_TASK DETAILS:_ Copy the battery reserve-time passage from "Accordingly, what is" to "differing ampere-hour capabilities.", switching "battery strings" to "battery banks".

_GIVEN PASSAGE:_

In general, a reserve time for the battery plant may be defined as an elapsed time that a battery plant can provide a required load current or power within an acceptable output voltage range. One way of estimating the reserve time is to approximate the current or power associated with each type of battery by comparing the internal resistance of each battery type. For many batteries, however, this approach is not accurate enough since the value of the internal resistance is not precisely known. Additionally, even known values of internal resistance may change in an inconsistent manner as a function of operating time or temperature. Another approach estimates the current or power provided by each battery type using the ratio of their nominal capacities. Both approaches lack the self-consistent checking process of ensuring the same end voltage at the output bus and the same reserve time at the end of discharge for each battery type.
Accordingly, what is needed in the art is a practical way to estimate the reserve time associated with a set of battery strings having differing ampere-hour capabilities.

_DATA ROWS:_

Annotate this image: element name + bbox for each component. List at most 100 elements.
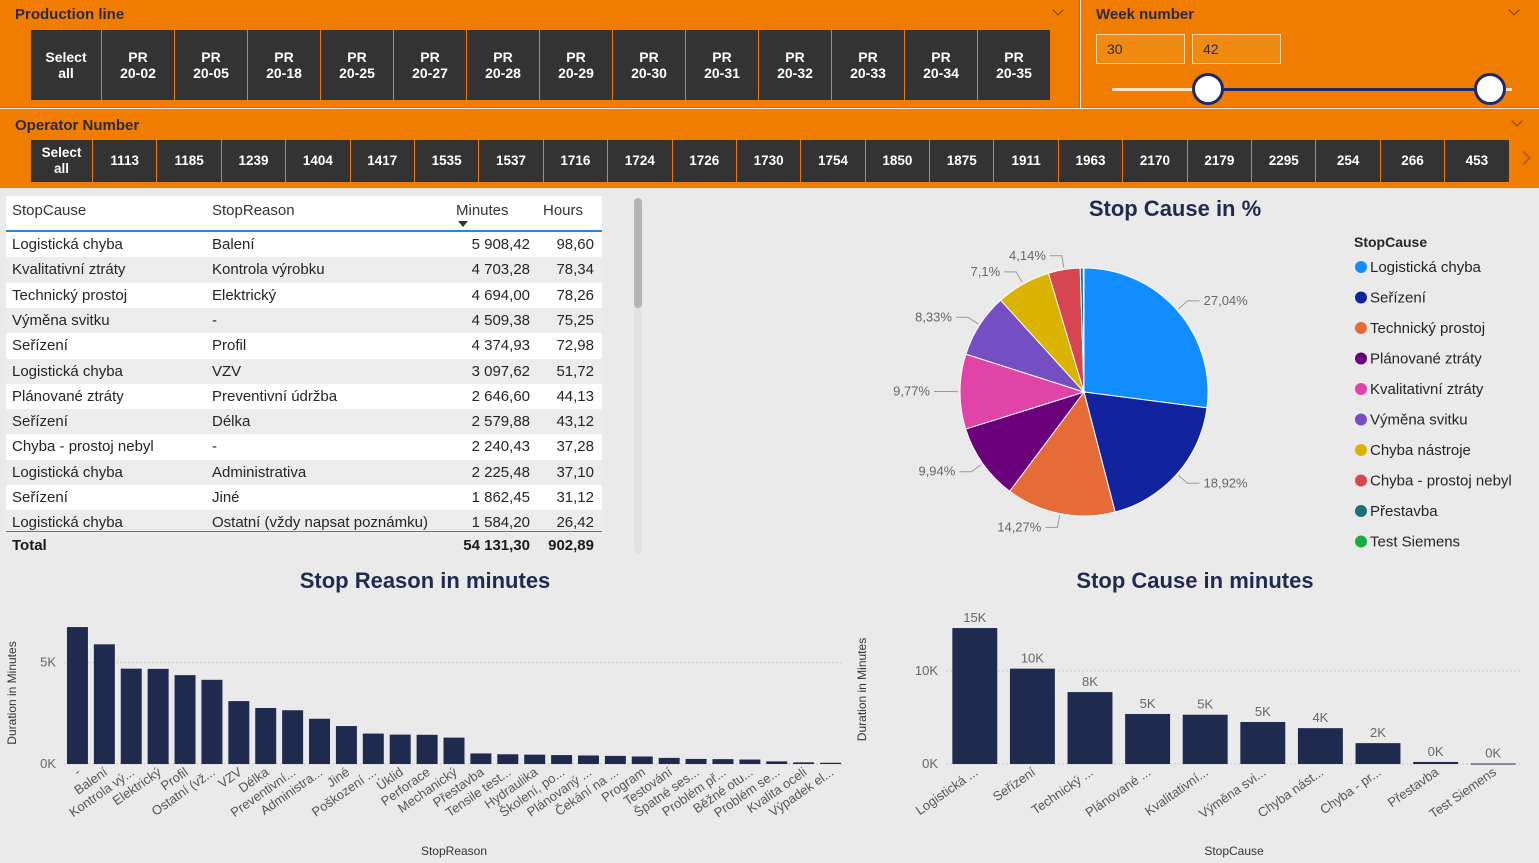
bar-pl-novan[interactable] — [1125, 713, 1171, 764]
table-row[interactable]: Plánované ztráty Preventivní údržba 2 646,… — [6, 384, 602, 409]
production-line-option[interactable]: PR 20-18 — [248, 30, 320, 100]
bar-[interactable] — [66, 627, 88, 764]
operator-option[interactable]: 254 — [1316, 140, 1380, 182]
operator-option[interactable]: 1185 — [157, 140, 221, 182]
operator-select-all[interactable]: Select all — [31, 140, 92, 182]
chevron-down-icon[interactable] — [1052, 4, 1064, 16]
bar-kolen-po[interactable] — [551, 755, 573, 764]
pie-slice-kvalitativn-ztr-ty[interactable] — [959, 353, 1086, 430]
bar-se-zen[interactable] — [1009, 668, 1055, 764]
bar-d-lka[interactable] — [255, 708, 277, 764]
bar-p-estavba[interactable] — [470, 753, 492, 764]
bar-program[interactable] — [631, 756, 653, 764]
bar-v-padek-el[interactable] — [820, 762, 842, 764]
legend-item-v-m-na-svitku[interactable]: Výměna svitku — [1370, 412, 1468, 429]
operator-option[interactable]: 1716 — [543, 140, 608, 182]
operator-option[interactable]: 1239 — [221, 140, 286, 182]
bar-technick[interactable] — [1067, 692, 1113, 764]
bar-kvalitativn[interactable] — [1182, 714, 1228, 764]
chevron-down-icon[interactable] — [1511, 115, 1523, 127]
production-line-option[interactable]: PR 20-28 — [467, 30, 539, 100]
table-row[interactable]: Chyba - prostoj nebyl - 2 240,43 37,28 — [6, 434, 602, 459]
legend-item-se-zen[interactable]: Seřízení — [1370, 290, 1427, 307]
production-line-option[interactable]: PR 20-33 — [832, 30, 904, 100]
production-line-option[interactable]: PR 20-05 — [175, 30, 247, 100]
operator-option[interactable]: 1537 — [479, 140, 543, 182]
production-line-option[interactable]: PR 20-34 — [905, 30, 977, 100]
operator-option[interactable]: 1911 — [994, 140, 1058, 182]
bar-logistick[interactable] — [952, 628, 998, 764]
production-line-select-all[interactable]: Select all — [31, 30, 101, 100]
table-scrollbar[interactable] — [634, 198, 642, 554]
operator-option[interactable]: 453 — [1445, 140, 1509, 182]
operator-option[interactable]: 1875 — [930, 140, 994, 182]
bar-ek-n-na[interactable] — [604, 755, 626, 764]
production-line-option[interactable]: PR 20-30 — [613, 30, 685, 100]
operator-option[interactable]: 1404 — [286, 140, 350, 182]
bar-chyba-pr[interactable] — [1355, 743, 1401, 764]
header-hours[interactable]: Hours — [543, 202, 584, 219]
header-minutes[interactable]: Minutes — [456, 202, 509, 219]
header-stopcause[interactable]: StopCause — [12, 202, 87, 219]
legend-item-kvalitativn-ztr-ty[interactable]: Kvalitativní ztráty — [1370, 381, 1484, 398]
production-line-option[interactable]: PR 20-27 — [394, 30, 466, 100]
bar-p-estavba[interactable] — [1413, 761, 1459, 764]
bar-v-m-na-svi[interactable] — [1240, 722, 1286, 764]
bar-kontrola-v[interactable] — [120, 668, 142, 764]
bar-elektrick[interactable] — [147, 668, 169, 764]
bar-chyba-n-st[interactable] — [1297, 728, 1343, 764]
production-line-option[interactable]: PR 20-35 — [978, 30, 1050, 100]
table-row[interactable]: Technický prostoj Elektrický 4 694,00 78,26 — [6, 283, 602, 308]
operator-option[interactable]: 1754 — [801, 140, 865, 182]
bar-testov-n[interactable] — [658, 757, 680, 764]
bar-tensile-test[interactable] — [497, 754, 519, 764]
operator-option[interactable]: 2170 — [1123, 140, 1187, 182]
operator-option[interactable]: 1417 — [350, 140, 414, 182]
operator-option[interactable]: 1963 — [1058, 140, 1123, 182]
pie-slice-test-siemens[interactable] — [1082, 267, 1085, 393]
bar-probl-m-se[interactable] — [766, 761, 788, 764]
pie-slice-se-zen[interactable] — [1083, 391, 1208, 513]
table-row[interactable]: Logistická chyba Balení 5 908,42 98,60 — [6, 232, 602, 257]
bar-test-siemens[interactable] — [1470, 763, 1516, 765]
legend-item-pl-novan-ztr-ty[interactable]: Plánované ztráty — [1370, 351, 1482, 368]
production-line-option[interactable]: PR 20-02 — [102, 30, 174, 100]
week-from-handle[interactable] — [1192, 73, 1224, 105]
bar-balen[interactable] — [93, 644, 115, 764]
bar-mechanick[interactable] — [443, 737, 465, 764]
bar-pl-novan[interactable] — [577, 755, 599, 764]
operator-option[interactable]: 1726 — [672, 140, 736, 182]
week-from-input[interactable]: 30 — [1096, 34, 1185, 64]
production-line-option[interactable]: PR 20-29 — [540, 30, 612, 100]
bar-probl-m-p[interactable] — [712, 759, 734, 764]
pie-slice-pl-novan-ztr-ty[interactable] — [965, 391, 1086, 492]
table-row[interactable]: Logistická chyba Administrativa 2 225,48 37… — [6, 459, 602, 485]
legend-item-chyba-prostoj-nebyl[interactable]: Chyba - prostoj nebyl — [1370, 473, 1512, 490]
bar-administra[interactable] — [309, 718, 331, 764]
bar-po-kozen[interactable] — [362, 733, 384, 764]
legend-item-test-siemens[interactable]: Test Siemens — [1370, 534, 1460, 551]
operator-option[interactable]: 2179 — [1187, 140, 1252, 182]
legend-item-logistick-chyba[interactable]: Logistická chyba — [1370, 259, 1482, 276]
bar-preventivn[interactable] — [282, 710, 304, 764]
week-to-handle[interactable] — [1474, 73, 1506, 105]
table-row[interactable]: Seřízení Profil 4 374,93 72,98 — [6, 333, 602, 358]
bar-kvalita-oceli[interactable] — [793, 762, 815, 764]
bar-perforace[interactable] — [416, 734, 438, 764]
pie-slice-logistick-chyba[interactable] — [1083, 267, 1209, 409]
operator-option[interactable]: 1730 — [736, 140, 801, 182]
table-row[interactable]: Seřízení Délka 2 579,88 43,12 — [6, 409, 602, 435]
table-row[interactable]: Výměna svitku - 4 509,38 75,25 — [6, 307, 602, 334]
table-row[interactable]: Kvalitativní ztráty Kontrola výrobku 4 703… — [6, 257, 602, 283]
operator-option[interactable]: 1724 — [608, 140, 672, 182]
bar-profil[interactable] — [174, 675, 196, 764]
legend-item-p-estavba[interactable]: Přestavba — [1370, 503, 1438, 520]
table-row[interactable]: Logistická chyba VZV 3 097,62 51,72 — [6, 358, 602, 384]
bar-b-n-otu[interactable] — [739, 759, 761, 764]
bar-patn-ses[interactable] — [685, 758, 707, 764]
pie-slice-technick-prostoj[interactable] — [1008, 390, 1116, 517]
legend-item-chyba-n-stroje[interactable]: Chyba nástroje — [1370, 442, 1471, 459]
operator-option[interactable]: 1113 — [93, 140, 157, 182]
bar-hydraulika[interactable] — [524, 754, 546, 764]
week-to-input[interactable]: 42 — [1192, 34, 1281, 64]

_FINAL RESULT:_
Accordingly, what is needed in the art is a practical way to estimate the reserve time associated with a set of battery banks having differing ampere-hour capabilities.